[begin Data listing]

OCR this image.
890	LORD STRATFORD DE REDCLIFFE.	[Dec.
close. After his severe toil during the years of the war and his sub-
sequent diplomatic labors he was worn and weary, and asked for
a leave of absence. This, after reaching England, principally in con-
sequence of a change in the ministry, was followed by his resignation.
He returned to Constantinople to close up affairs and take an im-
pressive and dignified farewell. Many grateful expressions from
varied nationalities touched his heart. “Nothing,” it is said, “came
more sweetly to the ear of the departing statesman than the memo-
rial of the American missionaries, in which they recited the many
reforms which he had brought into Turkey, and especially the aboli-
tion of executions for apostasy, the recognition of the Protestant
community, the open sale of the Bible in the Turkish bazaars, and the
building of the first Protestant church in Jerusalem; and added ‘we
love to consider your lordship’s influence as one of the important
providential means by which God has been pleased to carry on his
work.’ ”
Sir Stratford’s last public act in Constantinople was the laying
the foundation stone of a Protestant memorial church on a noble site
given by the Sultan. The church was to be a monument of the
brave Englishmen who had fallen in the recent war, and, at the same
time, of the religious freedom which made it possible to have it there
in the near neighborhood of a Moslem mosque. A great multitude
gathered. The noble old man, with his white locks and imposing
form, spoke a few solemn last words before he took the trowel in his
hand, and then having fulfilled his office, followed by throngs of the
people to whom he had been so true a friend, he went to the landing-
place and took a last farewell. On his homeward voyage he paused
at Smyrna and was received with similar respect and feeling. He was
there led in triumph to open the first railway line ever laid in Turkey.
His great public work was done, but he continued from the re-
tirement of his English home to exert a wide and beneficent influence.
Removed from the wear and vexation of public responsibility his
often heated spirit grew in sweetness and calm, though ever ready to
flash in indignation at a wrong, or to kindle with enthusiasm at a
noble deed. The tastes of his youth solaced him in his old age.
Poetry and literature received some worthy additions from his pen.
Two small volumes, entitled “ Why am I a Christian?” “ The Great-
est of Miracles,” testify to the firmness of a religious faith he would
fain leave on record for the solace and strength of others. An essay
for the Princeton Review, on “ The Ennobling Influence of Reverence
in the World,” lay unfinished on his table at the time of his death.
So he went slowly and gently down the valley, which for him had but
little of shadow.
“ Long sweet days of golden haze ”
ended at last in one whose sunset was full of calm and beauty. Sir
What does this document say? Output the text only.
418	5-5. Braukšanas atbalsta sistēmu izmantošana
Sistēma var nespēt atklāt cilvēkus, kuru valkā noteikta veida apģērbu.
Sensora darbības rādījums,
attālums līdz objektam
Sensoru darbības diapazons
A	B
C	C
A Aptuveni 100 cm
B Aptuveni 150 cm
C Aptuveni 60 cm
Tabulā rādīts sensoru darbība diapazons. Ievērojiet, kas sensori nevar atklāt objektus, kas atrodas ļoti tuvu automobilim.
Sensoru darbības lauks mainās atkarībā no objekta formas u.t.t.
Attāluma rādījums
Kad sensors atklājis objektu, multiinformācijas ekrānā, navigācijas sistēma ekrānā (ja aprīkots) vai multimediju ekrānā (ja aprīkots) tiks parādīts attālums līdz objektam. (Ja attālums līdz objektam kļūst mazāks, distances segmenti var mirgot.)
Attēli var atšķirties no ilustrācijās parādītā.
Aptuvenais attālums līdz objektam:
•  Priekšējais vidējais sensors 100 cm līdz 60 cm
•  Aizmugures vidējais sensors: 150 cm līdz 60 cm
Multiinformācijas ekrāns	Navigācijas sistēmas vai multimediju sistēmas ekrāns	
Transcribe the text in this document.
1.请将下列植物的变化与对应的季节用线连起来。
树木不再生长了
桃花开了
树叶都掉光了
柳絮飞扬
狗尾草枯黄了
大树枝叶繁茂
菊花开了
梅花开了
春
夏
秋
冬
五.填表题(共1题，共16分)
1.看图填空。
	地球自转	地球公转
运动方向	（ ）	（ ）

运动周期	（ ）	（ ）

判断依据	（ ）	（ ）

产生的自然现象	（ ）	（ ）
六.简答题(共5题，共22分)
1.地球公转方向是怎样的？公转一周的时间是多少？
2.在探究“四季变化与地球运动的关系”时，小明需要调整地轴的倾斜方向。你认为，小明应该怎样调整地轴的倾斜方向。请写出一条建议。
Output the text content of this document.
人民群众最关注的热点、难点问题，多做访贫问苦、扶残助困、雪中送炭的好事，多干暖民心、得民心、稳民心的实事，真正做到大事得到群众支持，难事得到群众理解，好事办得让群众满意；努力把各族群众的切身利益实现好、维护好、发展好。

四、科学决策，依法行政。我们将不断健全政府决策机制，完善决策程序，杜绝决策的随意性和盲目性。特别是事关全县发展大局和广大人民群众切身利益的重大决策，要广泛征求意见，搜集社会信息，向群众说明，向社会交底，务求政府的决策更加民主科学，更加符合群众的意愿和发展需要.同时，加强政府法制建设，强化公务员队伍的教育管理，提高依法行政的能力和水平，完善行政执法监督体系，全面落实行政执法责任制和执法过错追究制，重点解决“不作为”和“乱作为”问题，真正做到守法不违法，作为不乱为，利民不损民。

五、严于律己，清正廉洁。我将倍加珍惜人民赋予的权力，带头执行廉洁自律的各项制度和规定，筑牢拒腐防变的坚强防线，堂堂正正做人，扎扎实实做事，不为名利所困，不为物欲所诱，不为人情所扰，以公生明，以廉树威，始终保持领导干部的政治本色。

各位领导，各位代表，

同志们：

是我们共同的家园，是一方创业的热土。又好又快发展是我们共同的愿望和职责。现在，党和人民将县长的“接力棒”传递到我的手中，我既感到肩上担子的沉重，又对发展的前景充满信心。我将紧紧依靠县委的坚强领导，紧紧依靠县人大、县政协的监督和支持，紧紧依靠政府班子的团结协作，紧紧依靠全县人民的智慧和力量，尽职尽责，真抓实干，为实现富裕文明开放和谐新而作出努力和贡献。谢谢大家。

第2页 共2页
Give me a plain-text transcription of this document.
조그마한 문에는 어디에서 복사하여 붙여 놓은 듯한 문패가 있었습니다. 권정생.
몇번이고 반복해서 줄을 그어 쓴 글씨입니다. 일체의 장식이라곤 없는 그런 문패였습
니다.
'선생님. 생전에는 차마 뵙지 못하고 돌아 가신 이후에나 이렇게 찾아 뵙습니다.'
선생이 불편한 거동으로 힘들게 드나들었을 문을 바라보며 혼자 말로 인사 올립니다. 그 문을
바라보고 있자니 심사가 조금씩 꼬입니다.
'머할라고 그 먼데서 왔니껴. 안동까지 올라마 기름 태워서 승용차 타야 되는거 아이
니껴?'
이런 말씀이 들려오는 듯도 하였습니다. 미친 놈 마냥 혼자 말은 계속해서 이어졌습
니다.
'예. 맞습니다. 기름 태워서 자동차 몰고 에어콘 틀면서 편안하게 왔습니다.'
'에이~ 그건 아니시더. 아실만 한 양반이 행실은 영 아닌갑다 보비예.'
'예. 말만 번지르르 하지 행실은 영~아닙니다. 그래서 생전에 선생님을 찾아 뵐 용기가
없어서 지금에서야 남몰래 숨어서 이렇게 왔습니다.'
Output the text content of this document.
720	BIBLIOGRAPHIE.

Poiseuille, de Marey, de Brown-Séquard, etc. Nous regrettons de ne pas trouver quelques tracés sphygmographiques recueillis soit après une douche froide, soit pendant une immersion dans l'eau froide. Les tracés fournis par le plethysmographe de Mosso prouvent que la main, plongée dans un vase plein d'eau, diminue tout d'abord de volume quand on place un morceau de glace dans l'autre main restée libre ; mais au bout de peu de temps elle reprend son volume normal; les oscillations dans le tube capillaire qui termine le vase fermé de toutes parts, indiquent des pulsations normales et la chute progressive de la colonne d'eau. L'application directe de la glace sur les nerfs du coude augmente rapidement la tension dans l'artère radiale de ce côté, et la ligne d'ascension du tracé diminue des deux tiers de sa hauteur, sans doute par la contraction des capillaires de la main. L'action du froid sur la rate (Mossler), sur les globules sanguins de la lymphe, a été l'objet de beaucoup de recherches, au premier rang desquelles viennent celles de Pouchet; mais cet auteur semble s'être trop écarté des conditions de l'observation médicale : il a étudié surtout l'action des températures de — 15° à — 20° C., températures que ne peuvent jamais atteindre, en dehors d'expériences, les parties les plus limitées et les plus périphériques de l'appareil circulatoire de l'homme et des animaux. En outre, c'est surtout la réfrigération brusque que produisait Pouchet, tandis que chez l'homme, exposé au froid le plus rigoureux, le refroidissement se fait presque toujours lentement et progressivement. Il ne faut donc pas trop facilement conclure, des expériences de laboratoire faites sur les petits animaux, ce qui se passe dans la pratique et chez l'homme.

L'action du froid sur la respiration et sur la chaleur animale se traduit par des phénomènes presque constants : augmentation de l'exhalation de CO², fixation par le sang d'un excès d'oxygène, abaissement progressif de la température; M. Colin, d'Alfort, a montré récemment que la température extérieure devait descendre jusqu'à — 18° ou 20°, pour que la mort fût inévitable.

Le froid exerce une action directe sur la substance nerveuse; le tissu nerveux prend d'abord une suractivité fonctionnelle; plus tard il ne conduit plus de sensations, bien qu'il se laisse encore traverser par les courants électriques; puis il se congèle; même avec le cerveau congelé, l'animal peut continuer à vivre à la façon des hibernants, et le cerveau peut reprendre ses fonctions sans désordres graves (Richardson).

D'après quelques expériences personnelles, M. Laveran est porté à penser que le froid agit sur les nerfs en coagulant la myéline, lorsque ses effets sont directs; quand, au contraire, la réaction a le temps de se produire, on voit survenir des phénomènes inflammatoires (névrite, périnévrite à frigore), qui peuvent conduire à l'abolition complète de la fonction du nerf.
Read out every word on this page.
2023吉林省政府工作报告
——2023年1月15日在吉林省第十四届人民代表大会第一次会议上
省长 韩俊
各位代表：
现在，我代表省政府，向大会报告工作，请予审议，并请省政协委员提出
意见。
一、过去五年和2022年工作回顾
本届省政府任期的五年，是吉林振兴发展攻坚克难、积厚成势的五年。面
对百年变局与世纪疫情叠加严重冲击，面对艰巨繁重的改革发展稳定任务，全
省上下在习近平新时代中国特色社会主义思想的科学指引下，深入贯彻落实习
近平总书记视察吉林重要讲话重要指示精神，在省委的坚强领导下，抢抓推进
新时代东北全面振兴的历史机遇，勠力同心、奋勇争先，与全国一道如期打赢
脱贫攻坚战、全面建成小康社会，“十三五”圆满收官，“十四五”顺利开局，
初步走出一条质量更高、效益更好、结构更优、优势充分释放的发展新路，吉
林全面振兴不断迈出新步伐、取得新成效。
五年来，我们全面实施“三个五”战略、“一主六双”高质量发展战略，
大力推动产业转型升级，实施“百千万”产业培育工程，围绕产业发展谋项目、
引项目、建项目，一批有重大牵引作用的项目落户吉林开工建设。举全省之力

[end Data listing]

▶ What the task asks: Reproduce the listing above exactly from the line containing "Read out every word on this page." through its last line, with both of those lines included.

▶ Reply:
Read out every word on this page.
2023吉林省政府工作报告
——2023年1月15日在吉林省第十四届人民代表大会第一次会议上
省长 韩俊
各位代表：
现在，我代表省政府，向大会报告工作，请予审议，并请省政协委员提出
意见。
一、过去五年和2022年工作回顾
本届省政府任期的五年，是吉林振兴发展攻坚克难、积厚成势的五年。面
对百年变局与世纪疫情叠加严重冲击，面对艰巨繁重的改革发展稳定任务，全
省上下在习近平新时代中国特色社会主义思想的科学指引下，深入贯彻落实习
近平总书记视察吉林重要讲话重要指示精神，在省委的坚强领导下，抢抓推进
新时代东北全面振兴的历史机遇，勠力同心、奋勇争先，与全国一道如期打赢
脱贫攻坚战、全面建成小康社会，“十三五”圆满收官，“十四五”顺利开局，
初步走出一条质量更高、效益更好、结构更优、优势充分释放的发展新路，吉
林全面振兴不断迈出新步伐、取得新成效。
五年来，我们全面实施“三个五”战略、“一主六双”高质量发展战略，
大力推动产业转型升级，实施“百千万”产业培育工程，围绕产业发展谋项目、
引项目、建项目，一批有重大牵引作用的项目落户吉林开工建设。举全省之力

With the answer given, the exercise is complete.